## PROBLEMS
**a.** In the blog posts below, which musician did the hillbilly band Your Local Bear share a bill with?
**b.** Decide whether each statement agrees with the blog posts below, answering yes or no and quoting the words that settle it: (i) Band members regularly came to practice for the rhythm and blues band attempted in 1967. (ii) Mentalists sometimes shaved their hair into a widow's peak to look mysterious. (iii) The writer played guitar in the hillbilly band.
* BEGIN DOCUMENT *
Tuesday, October 25, 2011

I Miss Gary Dobbins


In 1967 I attempted to start a rhythm and blues band, horns, keyboards, backup singers, the whole deal. Nobody ever showed up for practice. I finally took the three drummers, had one teach another one to play guitar, I played bass and we started a hillbilly band instead, Your Local Bear. Talk about your mothers and your inventions! I loved that band. Nobody else did. We played on a bill with Jimi Hendrix and I thought we should change the world.

That band eventually morphed into Duckbutter. I was sure that this one was gonna change the world. Save it, too. Oh well.

Sunday, October 23, 2011

Predicto and Mr. E

If I write my future in my songs, can't I just take the new ones and see what's coming? If I stop writing sad songs will my life get brighter? What if I stop writing altogether?

I've always been fascinated with the mentalists of the '20's and '30's. You see photographs of them at the beginning of their careers and they usually appear bright eyed and youthful like the upstarts starting out in movies or the music business. Often they would shave their hair into a widow's peak to appear mysterious and weird. Cigarette smoke always seemed to add an element of sophistication to a promotional photo or a poster. Frequently these guys seem to have morphed into the real deal. Those lines in their brows didn't need to be touched up as the really good ones worked their way up in the business. Lots of them ended up taking their own lives. You read of the ones who decided that maybe they really could catch a bullet in their teeth and decided to try it.

It has taken me a long, long time to figure out that I only want to be with the ones who love, love, love. They are truly the ones who light up the night like a cigarette. You can't get your heart broken if you don't love, but if you don't love what's the point?
* END DOCUMENT *
* BEGIN DATA EXTRACT *
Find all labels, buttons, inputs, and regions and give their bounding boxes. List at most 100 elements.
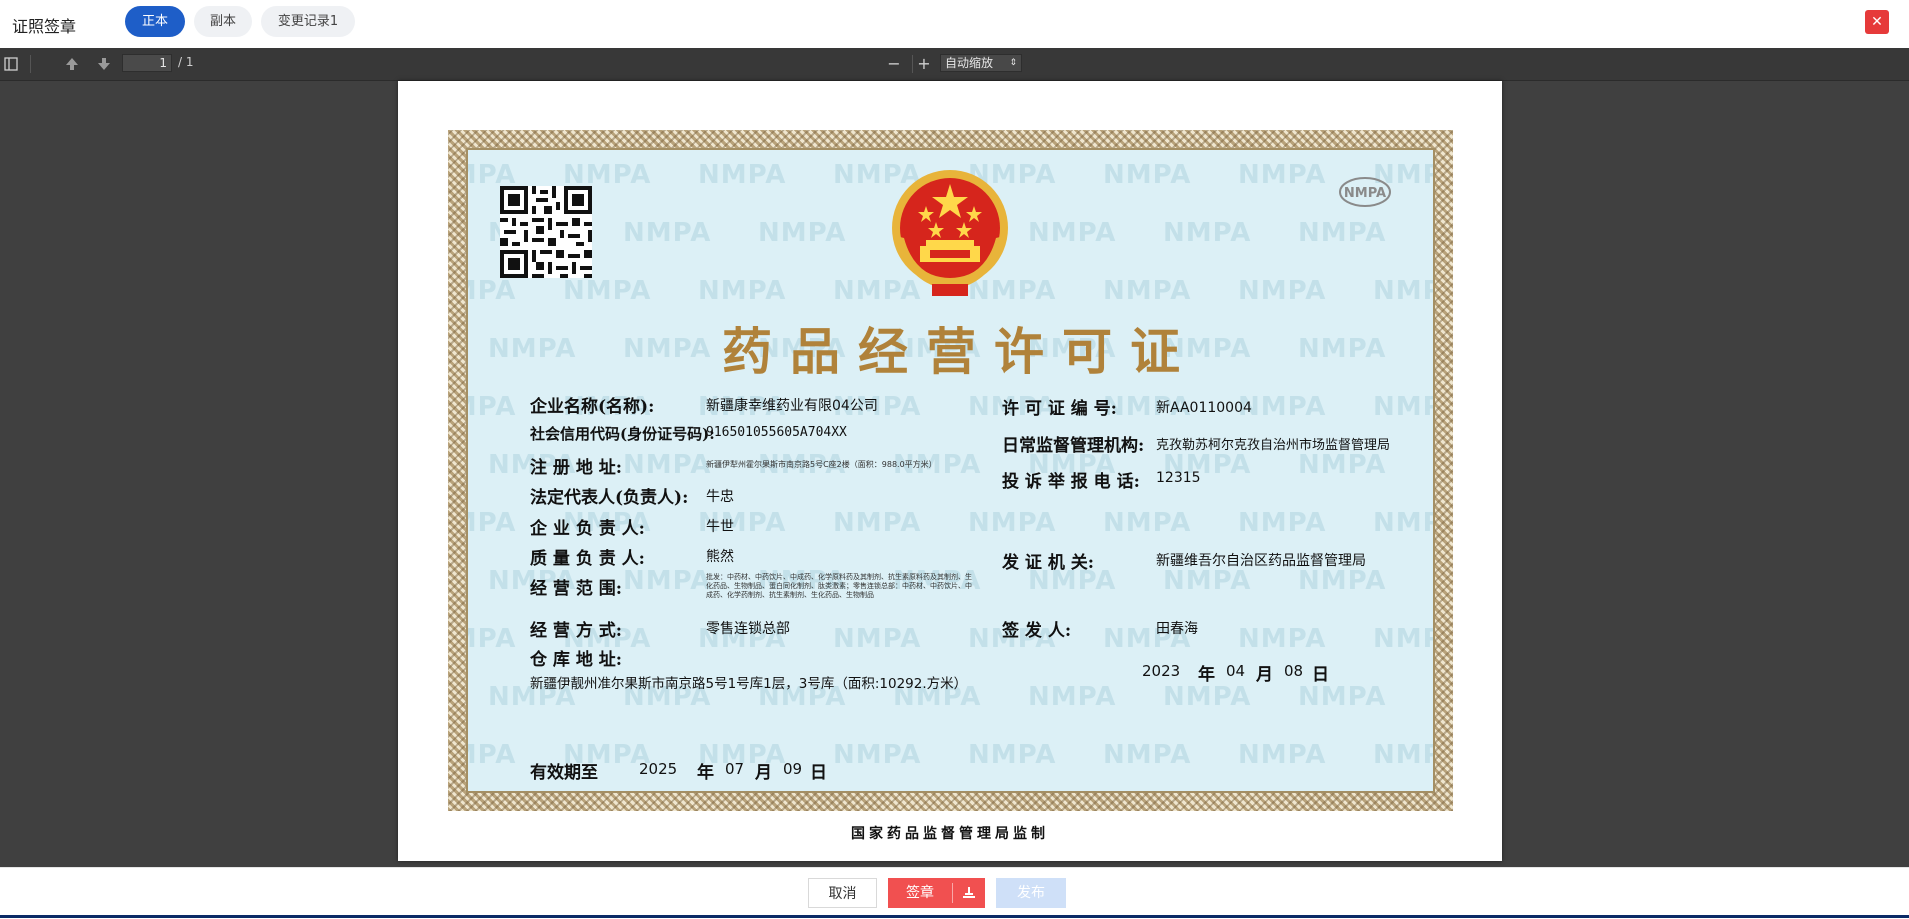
* END DATA EXTRACT *
## SOLVED PROBLEMS
**a.** Jimi Hendrix

**b.**
(i) No: "Nobody ever showed up for practice."
(ii) Yes: "Often they would shave their hair into a widow's peak to appear mysterious and weird."
(iii) No: "I played bass"